## Description of the task
State how many lines in these records contain the word "source", and nothing else.

[Records that describe figures]
----------

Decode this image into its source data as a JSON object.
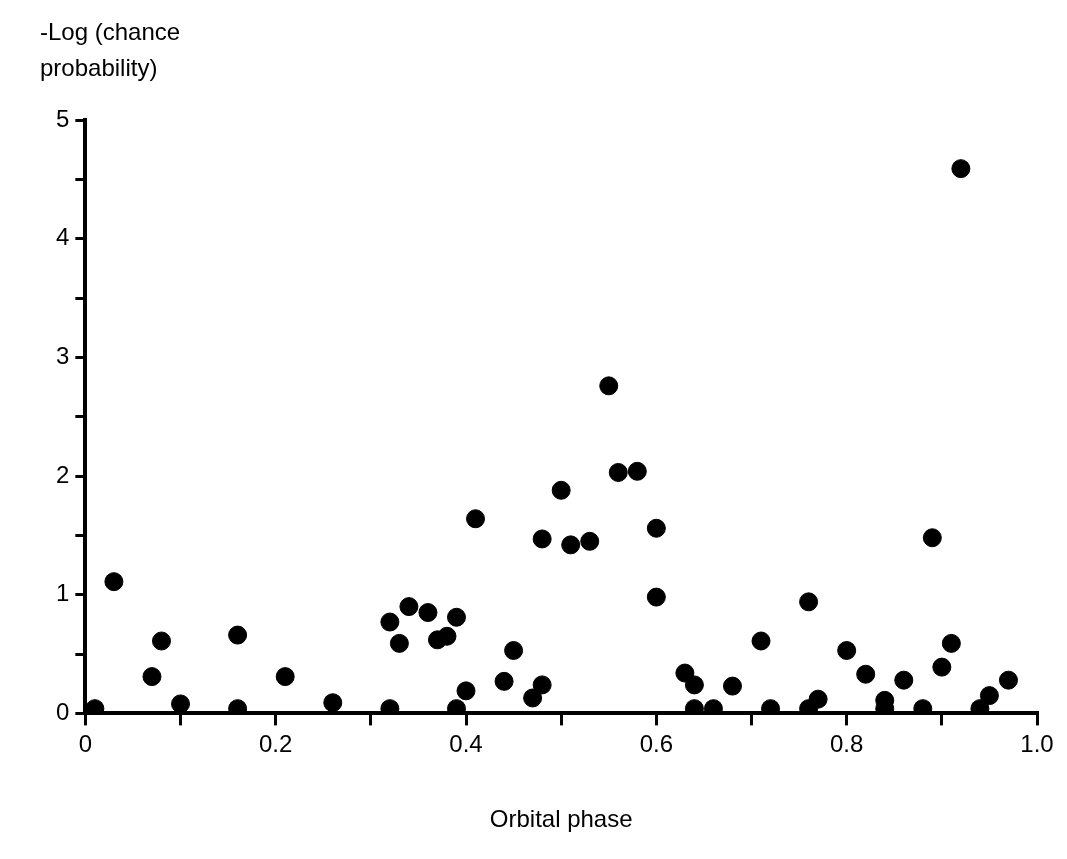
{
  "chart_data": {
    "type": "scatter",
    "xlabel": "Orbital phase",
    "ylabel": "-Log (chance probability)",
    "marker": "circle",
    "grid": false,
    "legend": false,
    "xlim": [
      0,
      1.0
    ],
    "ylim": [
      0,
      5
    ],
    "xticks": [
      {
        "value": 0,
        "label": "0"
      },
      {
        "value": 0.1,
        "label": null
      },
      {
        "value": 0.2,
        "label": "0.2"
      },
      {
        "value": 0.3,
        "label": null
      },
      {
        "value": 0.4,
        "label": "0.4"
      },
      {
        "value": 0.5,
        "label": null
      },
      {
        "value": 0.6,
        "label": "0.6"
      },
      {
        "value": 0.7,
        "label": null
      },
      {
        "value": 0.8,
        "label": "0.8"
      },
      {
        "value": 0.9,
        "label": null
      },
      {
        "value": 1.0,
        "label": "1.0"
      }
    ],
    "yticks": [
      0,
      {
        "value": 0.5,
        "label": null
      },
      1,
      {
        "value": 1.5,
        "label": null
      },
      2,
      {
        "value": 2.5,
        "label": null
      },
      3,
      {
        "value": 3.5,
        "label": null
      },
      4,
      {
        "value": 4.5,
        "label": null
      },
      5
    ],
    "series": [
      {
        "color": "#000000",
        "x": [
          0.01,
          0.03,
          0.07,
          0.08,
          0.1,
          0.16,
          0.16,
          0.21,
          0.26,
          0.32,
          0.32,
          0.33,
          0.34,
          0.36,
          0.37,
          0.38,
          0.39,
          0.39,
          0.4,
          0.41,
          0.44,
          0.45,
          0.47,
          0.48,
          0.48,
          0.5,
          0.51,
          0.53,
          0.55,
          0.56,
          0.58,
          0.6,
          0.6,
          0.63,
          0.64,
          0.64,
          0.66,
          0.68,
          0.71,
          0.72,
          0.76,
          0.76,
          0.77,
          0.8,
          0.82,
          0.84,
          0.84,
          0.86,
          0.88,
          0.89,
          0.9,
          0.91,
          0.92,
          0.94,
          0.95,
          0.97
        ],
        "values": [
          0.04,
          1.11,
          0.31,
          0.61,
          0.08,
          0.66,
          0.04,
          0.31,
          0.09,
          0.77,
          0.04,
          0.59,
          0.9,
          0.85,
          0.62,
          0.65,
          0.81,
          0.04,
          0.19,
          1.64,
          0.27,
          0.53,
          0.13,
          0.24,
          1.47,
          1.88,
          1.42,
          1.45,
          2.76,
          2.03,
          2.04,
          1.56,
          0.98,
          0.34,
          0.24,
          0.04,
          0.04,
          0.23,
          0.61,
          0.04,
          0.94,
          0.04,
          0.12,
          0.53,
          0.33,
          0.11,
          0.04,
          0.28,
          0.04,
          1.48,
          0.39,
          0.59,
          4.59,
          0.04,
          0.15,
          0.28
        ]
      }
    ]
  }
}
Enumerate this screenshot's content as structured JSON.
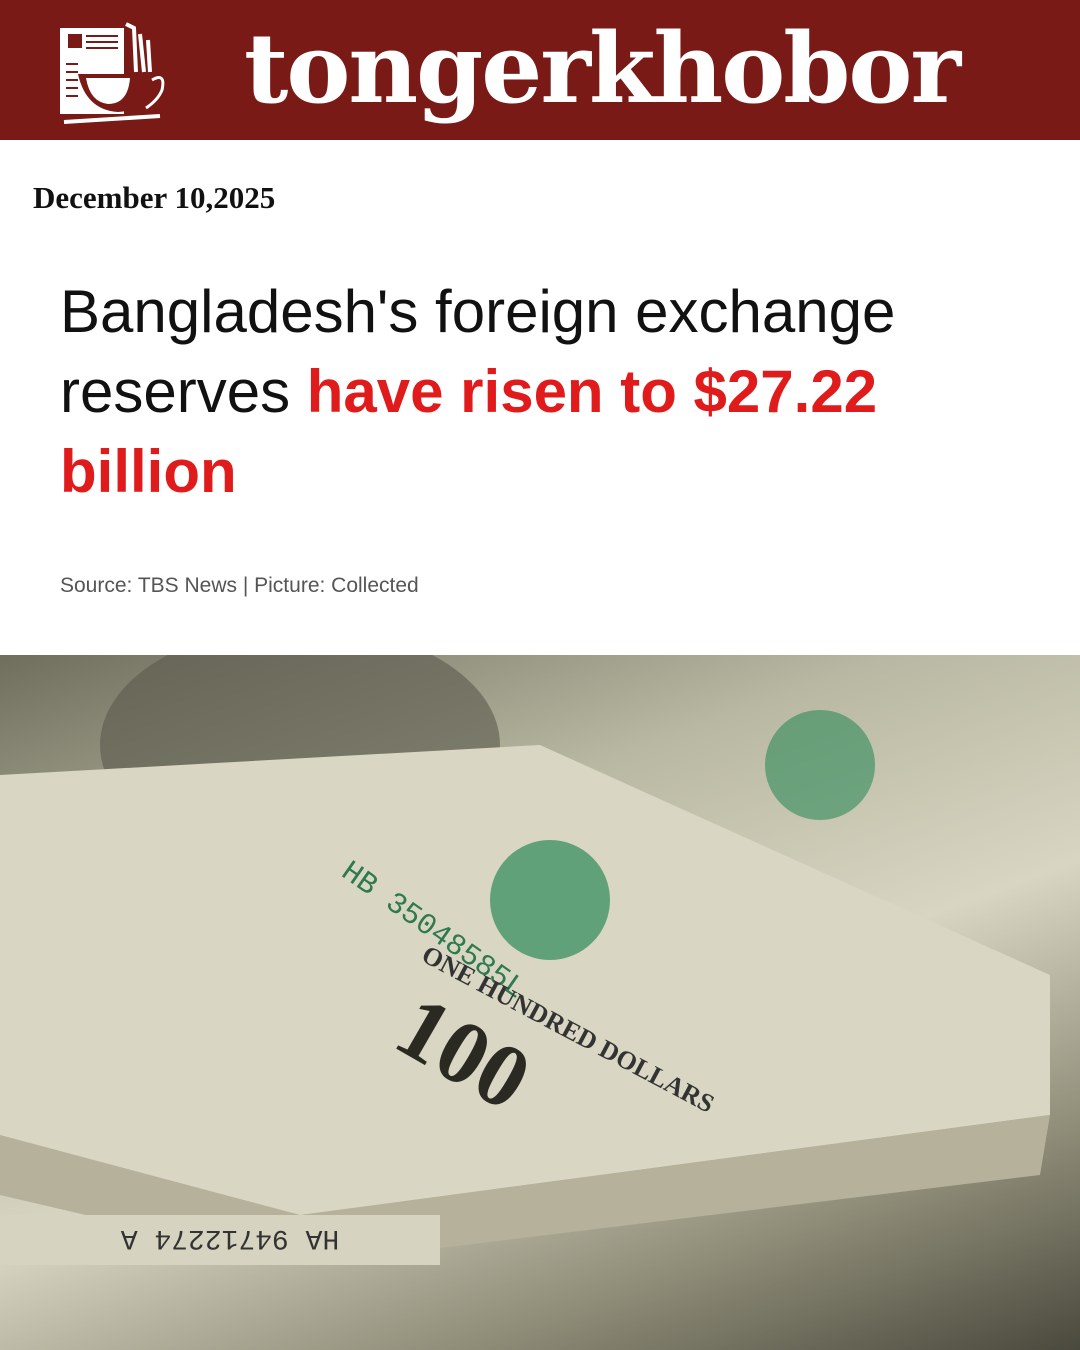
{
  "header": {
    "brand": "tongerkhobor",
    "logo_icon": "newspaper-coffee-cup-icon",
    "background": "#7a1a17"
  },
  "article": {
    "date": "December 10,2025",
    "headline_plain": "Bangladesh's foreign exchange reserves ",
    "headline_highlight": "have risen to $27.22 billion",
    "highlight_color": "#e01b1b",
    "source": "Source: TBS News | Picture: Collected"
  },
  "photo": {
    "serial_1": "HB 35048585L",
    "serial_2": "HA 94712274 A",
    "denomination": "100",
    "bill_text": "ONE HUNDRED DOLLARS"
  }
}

----------

## Exercise solution
2